## BEGIN RECORDS FOR THIS EXERCISE

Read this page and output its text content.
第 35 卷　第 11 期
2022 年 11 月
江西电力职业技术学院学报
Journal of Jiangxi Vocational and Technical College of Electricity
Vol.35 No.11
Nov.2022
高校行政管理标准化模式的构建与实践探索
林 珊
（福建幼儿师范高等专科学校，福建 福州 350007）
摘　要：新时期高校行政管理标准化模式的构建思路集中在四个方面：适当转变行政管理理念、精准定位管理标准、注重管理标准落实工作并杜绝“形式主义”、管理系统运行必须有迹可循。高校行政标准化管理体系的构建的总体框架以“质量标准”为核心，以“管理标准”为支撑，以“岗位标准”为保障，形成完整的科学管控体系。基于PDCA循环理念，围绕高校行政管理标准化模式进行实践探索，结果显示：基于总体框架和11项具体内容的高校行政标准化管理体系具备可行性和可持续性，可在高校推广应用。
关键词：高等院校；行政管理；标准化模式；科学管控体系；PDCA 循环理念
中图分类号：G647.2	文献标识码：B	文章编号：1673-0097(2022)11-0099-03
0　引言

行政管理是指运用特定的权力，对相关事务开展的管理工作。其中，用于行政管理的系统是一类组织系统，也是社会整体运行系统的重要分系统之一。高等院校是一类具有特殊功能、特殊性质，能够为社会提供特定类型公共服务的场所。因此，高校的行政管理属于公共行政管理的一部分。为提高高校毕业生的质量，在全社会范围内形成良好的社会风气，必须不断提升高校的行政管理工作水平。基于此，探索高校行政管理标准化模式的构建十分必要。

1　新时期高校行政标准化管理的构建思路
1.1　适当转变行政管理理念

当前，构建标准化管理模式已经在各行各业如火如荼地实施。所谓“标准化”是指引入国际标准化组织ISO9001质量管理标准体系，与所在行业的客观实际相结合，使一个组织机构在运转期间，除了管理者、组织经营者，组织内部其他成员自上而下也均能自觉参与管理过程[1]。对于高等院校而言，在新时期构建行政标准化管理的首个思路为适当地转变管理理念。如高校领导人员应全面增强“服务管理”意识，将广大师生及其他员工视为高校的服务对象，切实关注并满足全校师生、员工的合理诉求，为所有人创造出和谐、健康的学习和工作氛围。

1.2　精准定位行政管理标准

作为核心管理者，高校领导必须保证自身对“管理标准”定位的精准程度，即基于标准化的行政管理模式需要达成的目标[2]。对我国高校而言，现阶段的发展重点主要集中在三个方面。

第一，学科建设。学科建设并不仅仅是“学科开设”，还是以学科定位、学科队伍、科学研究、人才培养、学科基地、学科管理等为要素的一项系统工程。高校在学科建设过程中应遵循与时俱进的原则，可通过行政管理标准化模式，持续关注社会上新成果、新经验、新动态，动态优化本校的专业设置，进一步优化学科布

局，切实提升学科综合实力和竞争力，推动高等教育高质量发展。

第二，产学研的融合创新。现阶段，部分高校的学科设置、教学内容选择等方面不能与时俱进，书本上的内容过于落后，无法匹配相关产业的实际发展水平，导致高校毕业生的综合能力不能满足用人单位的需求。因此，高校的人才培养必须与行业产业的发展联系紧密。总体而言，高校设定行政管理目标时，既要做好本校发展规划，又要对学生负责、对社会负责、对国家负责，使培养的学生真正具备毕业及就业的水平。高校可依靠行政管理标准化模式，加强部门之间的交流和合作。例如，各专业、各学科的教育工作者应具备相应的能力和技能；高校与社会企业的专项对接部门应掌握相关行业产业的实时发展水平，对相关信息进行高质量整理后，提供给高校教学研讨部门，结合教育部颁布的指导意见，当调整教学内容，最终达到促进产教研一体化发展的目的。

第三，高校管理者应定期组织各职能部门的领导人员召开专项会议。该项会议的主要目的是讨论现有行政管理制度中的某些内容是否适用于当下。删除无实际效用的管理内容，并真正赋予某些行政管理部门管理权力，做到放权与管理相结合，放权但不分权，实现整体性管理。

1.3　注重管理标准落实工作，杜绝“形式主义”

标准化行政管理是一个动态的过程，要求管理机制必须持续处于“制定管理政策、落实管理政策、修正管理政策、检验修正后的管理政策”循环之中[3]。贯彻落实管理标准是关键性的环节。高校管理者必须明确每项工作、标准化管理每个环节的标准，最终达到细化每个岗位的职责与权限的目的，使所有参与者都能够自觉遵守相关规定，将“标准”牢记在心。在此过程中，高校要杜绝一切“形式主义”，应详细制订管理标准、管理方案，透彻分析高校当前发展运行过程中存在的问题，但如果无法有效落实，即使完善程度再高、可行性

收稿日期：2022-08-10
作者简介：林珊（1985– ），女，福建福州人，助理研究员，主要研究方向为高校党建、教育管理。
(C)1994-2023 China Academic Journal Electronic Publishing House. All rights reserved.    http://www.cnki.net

## END RECORDS FOR THIS EXERCISE

SHORT EXERCISE:
Each line in the data that holds the string "Journal" should be found and copied.

EXERCISE ANSWER:
Journal of Jiangxi Vocational and Technical College of Electricity
(C)1994-2023 China Academic Journal Electronic Publishing House. All rights reserved.    http://www.cnki.net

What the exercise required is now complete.